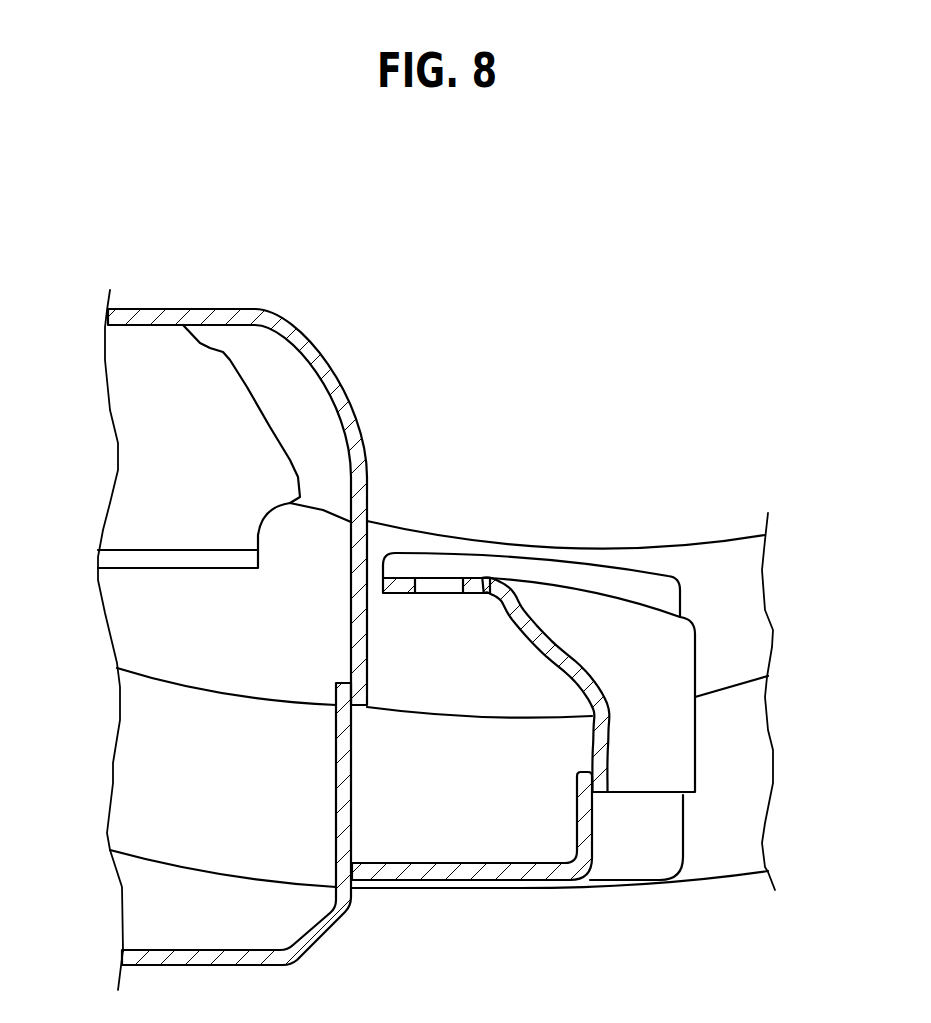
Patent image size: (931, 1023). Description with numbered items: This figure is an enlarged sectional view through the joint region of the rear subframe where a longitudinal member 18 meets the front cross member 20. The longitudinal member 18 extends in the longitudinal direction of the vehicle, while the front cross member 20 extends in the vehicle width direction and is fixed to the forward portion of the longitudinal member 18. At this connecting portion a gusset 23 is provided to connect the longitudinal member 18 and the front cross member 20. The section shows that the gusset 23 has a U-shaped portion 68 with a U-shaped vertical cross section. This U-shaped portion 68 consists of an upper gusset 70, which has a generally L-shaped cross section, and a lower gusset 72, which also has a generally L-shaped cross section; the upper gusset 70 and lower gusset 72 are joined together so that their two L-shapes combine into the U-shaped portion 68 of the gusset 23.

The longitudinal member 18 is at (701, 528).
The front cross member 20 is at (245, 292).
The gusset 23 is at (531, 546).
The U-shaped portion 68 is at (567, 628).
The upper gusset 70 is at (471, 577).
The lower gusset 72 is at (480, 881).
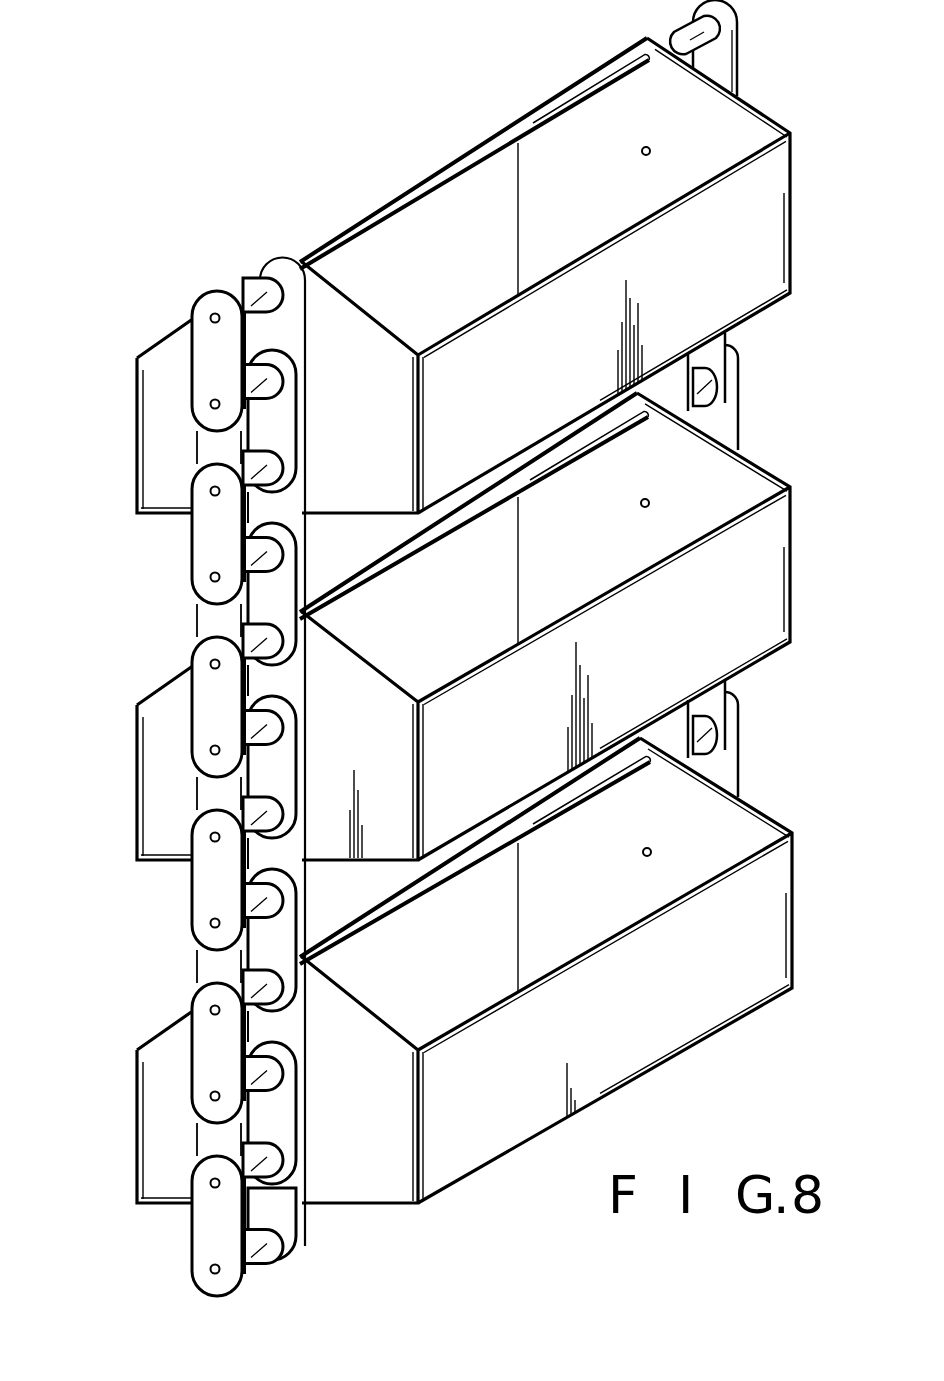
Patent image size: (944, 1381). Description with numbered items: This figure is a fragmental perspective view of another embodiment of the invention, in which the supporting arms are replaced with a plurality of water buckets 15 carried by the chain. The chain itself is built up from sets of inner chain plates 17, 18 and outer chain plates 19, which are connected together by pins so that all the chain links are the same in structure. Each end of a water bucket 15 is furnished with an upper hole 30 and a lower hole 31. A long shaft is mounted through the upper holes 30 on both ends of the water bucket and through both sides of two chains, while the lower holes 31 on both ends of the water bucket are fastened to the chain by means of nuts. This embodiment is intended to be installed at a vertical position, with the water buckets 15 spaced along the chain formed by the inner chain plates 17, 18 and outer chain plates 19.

The water bucket 15 is at (782, 232).
The inner chain plate 17 is at (210, 798).
The inner chain plate 18 is at (207, 963).
The outer chain plate 19 is at (200, 890).
The upper hole 30 is at (645, 62).
The lower hole 31 is at (652, 151).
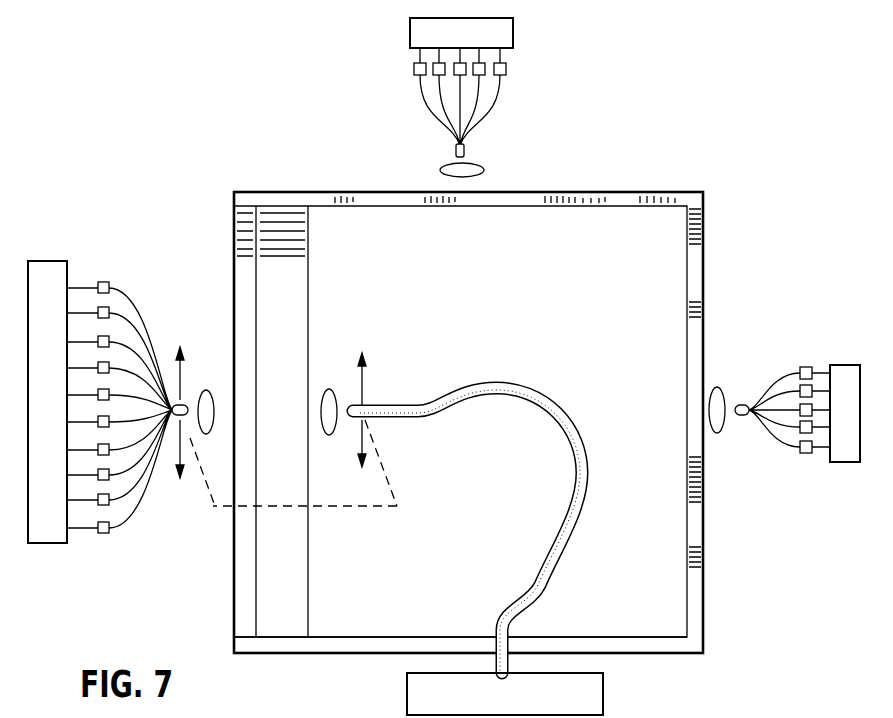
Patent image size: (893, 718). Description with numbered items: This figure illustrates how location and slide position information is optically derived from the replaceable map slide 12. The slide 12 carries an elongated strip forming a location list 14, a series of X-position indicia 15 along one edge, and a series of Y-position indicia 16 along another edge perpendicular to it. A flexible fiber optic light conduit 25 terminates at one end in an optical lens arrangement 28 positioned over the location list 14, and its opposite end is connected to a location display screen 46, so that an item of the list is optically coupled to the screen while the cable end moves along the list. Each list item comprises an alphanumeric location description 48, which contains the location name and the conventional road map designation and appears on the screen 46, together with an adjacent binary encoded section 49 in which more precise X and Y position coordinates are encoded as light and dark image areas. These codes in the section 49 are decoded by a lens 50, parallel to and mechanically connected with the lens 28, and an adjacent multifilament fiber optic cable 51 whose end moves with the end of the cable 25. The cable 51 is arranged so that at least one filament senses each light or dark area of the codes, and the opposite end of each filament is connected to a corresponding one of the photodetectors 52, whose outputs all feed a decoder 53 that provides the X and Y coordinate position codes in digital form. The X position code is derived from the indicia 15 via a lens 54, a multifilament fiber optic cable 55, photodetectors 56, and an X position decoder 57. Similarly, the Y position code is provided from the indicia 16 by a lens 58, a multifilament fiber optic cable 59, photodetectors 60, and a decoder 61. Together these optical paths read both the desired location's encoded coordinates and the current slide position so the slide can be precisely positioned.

The map slide 12 is at (660, 177).
The location list 14 is at (265, 648).
The X-position indicia 15 is at (555, 192).
The Y-position indicia 16 is at (703, 500).
The fiber optic light conduit 25 is at (560, 548).
The optical lens arrangement 28 is at (328, 389).
The location display screen 46 is at (604, 695).
The alphanumeric location description 48 is at (300, 256).
The binary encoded section 49 is at (250, 250).
The lens 50 is at (212, 432).
The multifilament fiber optic cable 51 is at (178, 418).
The photodetectors 52 is at (109, 288).
The decoder 53 is at (58, 260).
The lens 54 is at (480, 168).
The multifilament fiber optic cable 55 is at (466, 150).
The photodetectors 56 is at (460, 75).
The X position decoder 57 is at (513, 32).
The lens 58 is at (717, 387).
The multifilament fiber optic cable 59 is at (742, 417).
The photodetectors 60 is at (800, 410).
The decoder 61 is at (845, 365).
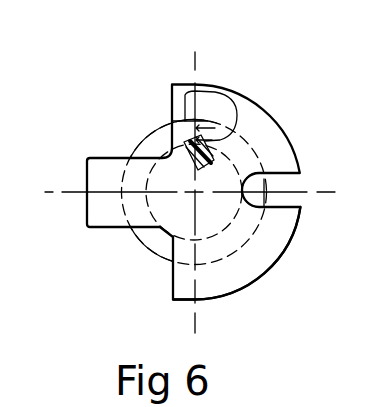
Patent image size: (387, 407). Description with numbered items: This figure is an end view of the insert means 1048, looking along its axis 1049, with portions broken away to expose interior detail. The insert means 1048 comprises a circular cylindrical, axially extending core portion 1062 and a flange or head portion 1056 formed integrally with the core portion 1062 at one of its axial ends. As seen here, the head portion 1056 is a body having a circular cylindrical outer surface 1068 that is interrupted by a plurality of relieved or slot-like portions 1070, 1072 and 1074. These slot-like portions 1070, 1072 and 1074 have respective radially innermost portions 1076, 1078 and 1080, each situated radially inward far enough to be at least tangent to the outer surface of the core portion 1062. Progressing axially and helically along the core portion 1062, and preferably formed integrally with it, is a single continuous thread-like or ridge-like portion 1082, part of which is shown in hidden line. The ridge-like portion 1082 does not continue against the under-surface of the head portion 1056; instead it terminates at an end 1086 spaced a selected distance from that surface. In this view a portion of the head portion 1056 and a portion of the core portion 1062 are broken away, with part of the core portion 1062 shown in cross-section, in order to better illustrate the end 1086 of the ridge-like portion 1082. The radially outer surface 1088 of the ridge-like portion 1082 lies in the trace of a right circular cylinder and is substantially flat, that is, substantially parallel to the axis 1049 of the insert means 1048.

The insert means 1048 is at (301, 94).
The axis 1049 is at (88, 219).
The head portion 1056 is at (220, 300).
The core portion 1062 is at (233, 220).
The outer surface 1068 is at (266, 277).
The slot-like portion 1070 is at (117, 229).
The slot-like portion 1072 is at (123, 157).
The slot-like portion 1074 is at (292, 183).
The radially innermost portion 1076 is at (160, 232).
The radially innermost portion 1078 is at (166, 141).
The radially innermost portion 1080 is at (268, 189).
The thread-like portion 1082 is at (157, 265).
The end of ridge-like portion 1086 is at (173, 86).
The radially outer surface 1088 is at (216, 115).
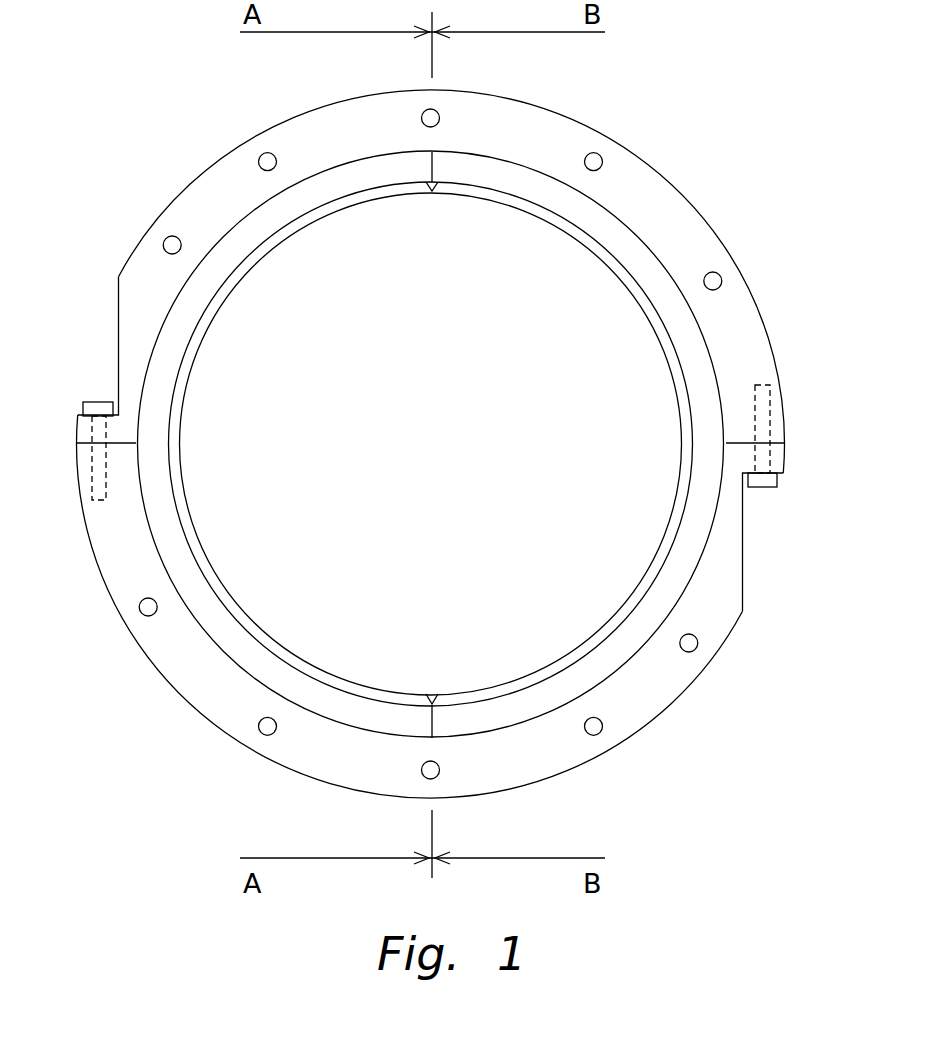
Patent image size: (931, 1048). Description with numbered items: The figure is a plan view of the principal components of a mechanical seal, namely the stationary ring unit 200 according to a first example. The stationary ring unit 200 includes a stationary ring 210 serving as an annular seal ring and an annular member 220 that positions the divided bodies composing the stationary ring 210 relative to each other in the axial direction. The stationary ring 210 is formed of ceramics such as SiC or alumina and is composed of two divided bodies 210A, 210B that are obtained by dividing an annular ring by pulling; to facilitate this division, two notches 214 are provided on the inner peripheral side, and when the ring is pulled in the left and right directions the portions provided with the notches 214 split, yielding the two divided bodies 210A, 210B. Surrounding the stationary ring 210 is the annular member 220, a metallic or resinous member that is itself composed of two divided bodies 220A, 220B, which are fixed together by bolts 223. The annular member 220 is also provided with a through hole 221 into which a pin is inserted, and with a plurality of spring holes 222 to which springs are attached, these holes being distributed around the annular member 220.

The stationary ring unit 200 is at (719, 70).
The annular member 220 is at (706, 182).
The divided body 220A is at (752, 318).
The divided body 220B is at (722, 632).
The spring holes 222 is at (437, 110).
The through hole 221 is at (436, 777).
The bolts 223 is at (97, 408).
The stationary ring 210 is at (577, 265).
The divided body 210A is at (688, 338).
The divided body 210B is at (153, 484).
The notches 214 is at (432, 192).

--

WRITTEN EXERCISE ▸
Convert the material above into a two-column CSV with the header row description,locations: one row per item, the description text in the first column and its list of positions in the second, each in a single quoted field with line breaks replaced by spaces. Cover every item in the material and leave out the pictures.

THE ANSWER ▸
description,locations
"Patent image size: (931, 1023). Description with numbered items: This figure is an enlarged sectional view through the joint region of the rear subframe where a longitudinal member 18 meets the front cross member 20. The longitudinal member 18 extends in the longitudinal direction of the vehicle, while the front cross member 20 extends in the vehicle width direction and is fixed to the forward portion of the longitudinal member 18. At this connecting portion a gusset 23 is provided to connect the longitudinal member 18 and the front cross member 20. The section shows that the gusset 23 has a U-shaped portion 68 with a U-shaped vertical cross section. This U-shaped portion 68 consists of an upper gusset 70, which has a generally L-shaped cross section, and a lower gusset 72, which also has a generally L-shaped cross section; the upper gusset 70 and lower gusset 72 are joined together so that their two L-shapes combine into the U-shaped portion 68 of the gusset 23.","The longitudinal member 18 is at (701, 528). The front cross member 20 is at (245, 292). The gusset 23 is at (531, 546). The U-shaped portion 68 is at (567, 628). The upper gusset 70 is at (471, 577). The lower gusset 72 is at (480, 881)."
"Patent image size: (944, 1381). Description with numbered items: This figure is a fragmental perspective view of another embodiment of the invention, in which the supporting arms are replaced with a plurality of water buckets 15 carried by the chain. The chain itself is built up from sets of inner chain plates 17, 18 and outer chain plates 19, which are connected together by pins so that all the chain links are the same in structure. Each end of a water bucket 15 is furnished with an upper hole 30 and a lower hole 31. A long shaft is mounted through the upper holes 30 on both ends of the water bucket and through both sides of two chains, while the lower holes 31 on both ends of the water bucket are fastened to the chain by means of nuts. This embodiment is intended to be installed at a vertical position, with the water buckets 15 spaced along the chain formed by the inner chain plates 17, 18 and outer chain plates 19.","The water bucket 15 is at (782, 232). The inner chain plate 17 is at (210, 798). The inner chain plate 18 is at (207, 963). The outer chain plate 19 is at (200, 890). The upper hole 30 is at (645, 62). The lower hole 31 is at (652, 151)."
"Patent image size: (893, 718). Description with numbered items: This figure illustrates how location and slide position information is optically derived from the replaceable map slide 12. The slide 12 carries an elongated strip forming a location list 14, a series of X-position indicia 15 along one edge, and a series of Y-position indicia 16 along another edge perpendicular to it. A flexible fiber optic light conduit 25 terminates at one end in an optical lens arrangement 28 positioned over the location list 14, and its opposite end is connected to a location display screen 46, so that an item of the list is optically coupled to the screen while the cable end moves along the list. Each list item comprises an alphanumeric location description 48, which contains the location name and the conventional road map designation and appears on the screen 46, together with an adjacent binary encoded section 49 in which more precise X and Y position coordinates are encoded as light and dark image areas. These codes in the section 49 are decoded by a lens 50, parallel to and mechanically connected with the lens 28, and an adjacent multifilament fiber optic cable 51 whose end moves with the end of the cable 25. The cable 51 is arranged so that at least one filament senses each light or dark area of the codes, and the opposite end of each filament is connected to a corresponding one of the photodetectors 52, whose outputs all feed a decoder 53 that provides the X and Y coordinate position codes in digital form. The X position code is derived from the indicia 15 via a lens 54, a multifilament fiber optic cable 55, photodetectors 56, and an X position decoder 57. Similarly, the Y position code is provided from the indicia 16 by a lens 58, a multifilament fiber optic cable 59, photodetectors 60, and a decoder 61. Together these optical paths read both the desired location's encoded coordinates and the current slide position so the slide can be precisely positioned.","The map slide 12 is at (660, 177). The location list 14 is at (265, 648). The X-position indicia 15 is at (555, 192). The Y-position indicia 16 is at (703, 500). The fiber optic light conduit 25 is at (560, 548). The optical lens arrangement 28 is at (328, 389). The location display screen 46 is at (604, 695). The alphanumeric location description 48 is at (300, 256). The binary encoded section 49 is at (250, 250). The lens 50 is at (212, 432). The multifilament fiber optic cable 51 is at (178, 418). The photodetectors 52 is at (109, 288). The decoder 53 is at (58, 260). The lens 54 is at (480, 168). The multifilament fiber optic cable 55 is at (466, 150). The photodetectors 56 is at (460, 75). The X position decoder 57 is at (513, 32). The lens 58 is at (717, 387). The multifilament fiber optic cable 59 is at (742, 417). The photodetectors 60 is at (800, 410). The decoder 61 is at (845, 365)."
"Patent image size: (387, 407). Description with numbered items: This figure is an end view of the insert means 1048, looking along its axis 1049, with portions broken away to expose interior detail. The insert means 1048 comprises a circular cylindrical, axially extending core portion 1062 and a flange or head portion 1056 formed integrally with the core portion 1062 at one of its axial ends. As seen here, the head portion 1056 is a body having a circular cylindrical outer surface 1068 that is interrupted by a plurality of relieved or slot-like portions 1070, 1072 and 1074. These slot-like portions 1070, 1072 and 1074 have respective radially innermost portions 1076, 1078 and 1080, each situated radially inward far enough to be at least tangent to the outer surface of the core portion 1062. Progressing axially and helically along the core portion 1062, and preferably formed integrally with it, is a single continuous thread-like or ridge-like portion 1082, part of which is shown in hidden line. The ridge-like portion 1082 does not continue against the under-surface of the head portion 1056; instead it terminates at an end 1086 spaced a selected distance from that surface. In this view a portion of the head portion 1056 and a portion of the core portion 1062 are broken away, with part of the core portion 1062 shown in cross-section, in order to better illustrate the end 1086 of the ridge-like portion 1082. The radially outer surface 1088 of the ridge-like portion 1082 lies in the trace of a right circular cylinder and is substantially flat, that is, substantially parallel to the axis 1049 of the insert means 1048.","The insert means 1048 is at (301, 94). The axis 1049 is at (88, 219). The head portion 1056 is at (220, 300). The core portion 1062 is at (233, 220). The outer surface 1068 is at (266, 277). The slot-like portion 1070 is at (117, 229). The slot-like portion 1072 is at (123, 157). The slot-like portion 1074 is at (292, 183). The radially innermost portion 1076 is at (160, 232). The radially innermost portion 1078 is at (166, 141). The radially innermost portion 1080 is at (268, 189). The thread-like portion 1082 is at (157, 265). The end of ridge-like portion 1086 is at (173, 86). The radially outer surface 1088 is at (216, 115)."
"Patent image size: (931, 1048). Description with numbered items: The figure is a plan view of the principal components of a mechanical seal, namely the stationary ring unit 200 according to a first example. The stationary ring unit 200 includes a stationary ring 210 serving as an annular seal ring and an annular member 220 that positions the divided bodies composing the stationary ring 210 relative to each other in the axial direction. The stationary ring 210 is formed of ceramics such as SiC or alumina and is composed of two divided bodies 210A, 210B that are obtained by dividing an annular ring by pulling; to facilitate this division, two notches 214 are provided on the inner peripheral side, and when the ring is pulled in the left and right directions the portions provided with the notches 214 split, yielding the two divided bodies 210A, 210B. Surrounding the stationary ring 210 is the annular member 220, a metallic or resinous member that is itself composed of two divided bodies 220A, 220B, which are fixed together by bolts 223. The annular member 220 is also provided with a through hole 221 into which a pin is inserted, and with a plurality of spring holes 222 to which springs are attached, these holes being distributed around the annular member 220.","The stationary ring unit 200 is at (719, 70). The annular member 220 is at (706, 182). The divided body 220A is at (752, 318). The divided body 220B is at (722, 632). The spring holes 222 is at (437, 110). The through hole 221 is at (436, 777). The bolts 223 is at (97, 408). The stationary ring 210 is at (577, 265). The divided body 210A is at (688, 338). The divided body 210B is at (153, 484). The notches 214 is at (432, 192)."